**TASK INSTRUCTIONS**
In the data below, find each line containing the string "this" and return it.

* Begin *

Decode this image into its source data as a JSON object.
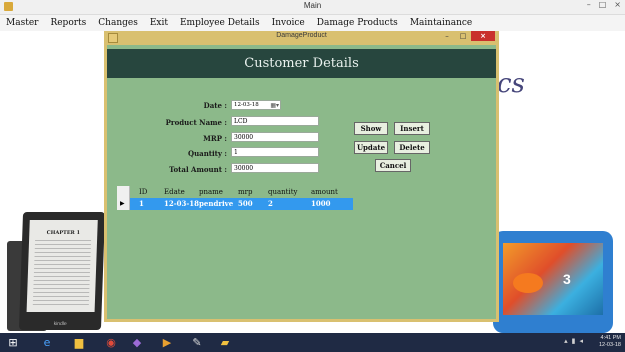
{
  "main_window": {
    "title": "Main",
    "controls": [
      "–",
      "□",
      "×"
    ],
    "menu": [
      "Master",
      "Reports",
      "Changes",
      "Exit",
      "Employee Details",
      "Invoice",
      "Damage Products",
      "Maintainance"
    ]
  },
  "background": {
    "brand_fragment": "cs",
    "kindle_chapter": "CHAPTER 1",
    "kindle_brand": "kindle",
    "tablet_badge": "3"
  },
  "form": {
    "title": "DamageProduct",
    "controls": {
      "minimize": "–",
      "maximize": "□",
      "close": "×"
    },
    "header": "Customer Details",
    "fields": {
      "date": {
        "label": "Date :",
        "value": "12-03-18"
      },
      "product_name": {
        "label": "Product Name :",
        "value": "LCD"
      },
      "mrp": {
        "label": "MRP :",
        "value": "30000"
      },
      "quantity": {
        "label": "Quantity :",
        "value": "1"
      },
      "total_amount": {
        "label": "Total Amount :",
        "value": "30000"
      }
    },
    "buttons": {
      "show": "Show",
      "insert": "Insert",
      "update": "Update",
      "delete": "Delete",
      "cancel": "Cancel"
    },
    "grid": {
      "columns": [
        "ID",
        "Edate",
        "pname",
        "mrp",
        "quantity",
        "amount"
      ],
      "rows": [
        {
          "pointer": "▶",
          "cells": [
            "1",
            "12-03-18",
            "pendrive",
            "500",
            "2",
            "1000"
          ]
        }
      ]
    }
  },
  "taskbar": {
    "time": "4:41 PM",
    "date": "12-03-18"
  }
}
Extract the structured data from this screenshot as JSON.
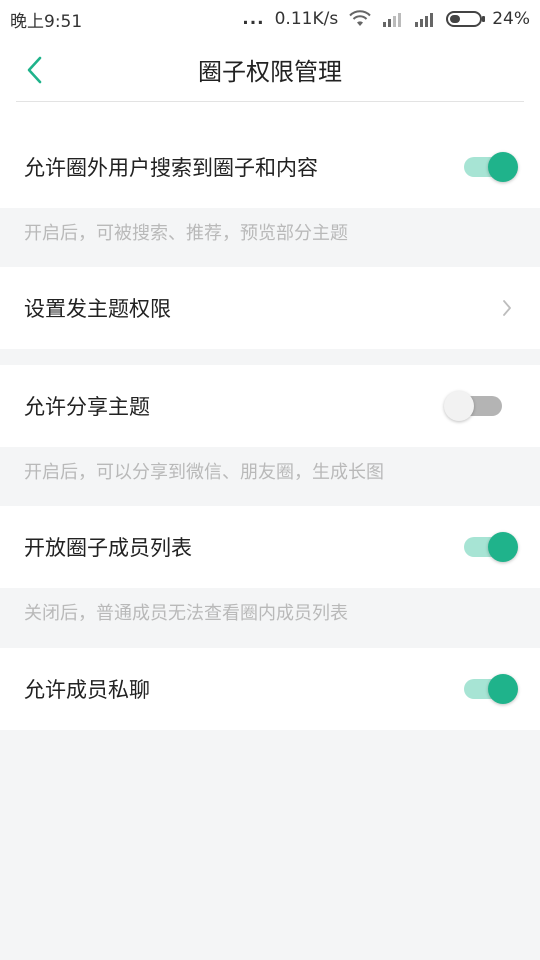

* End *

**TASK RESPONSE**
Decode this image into its source data as a JSON object.
Extract the structured data from this screenshot as JSON.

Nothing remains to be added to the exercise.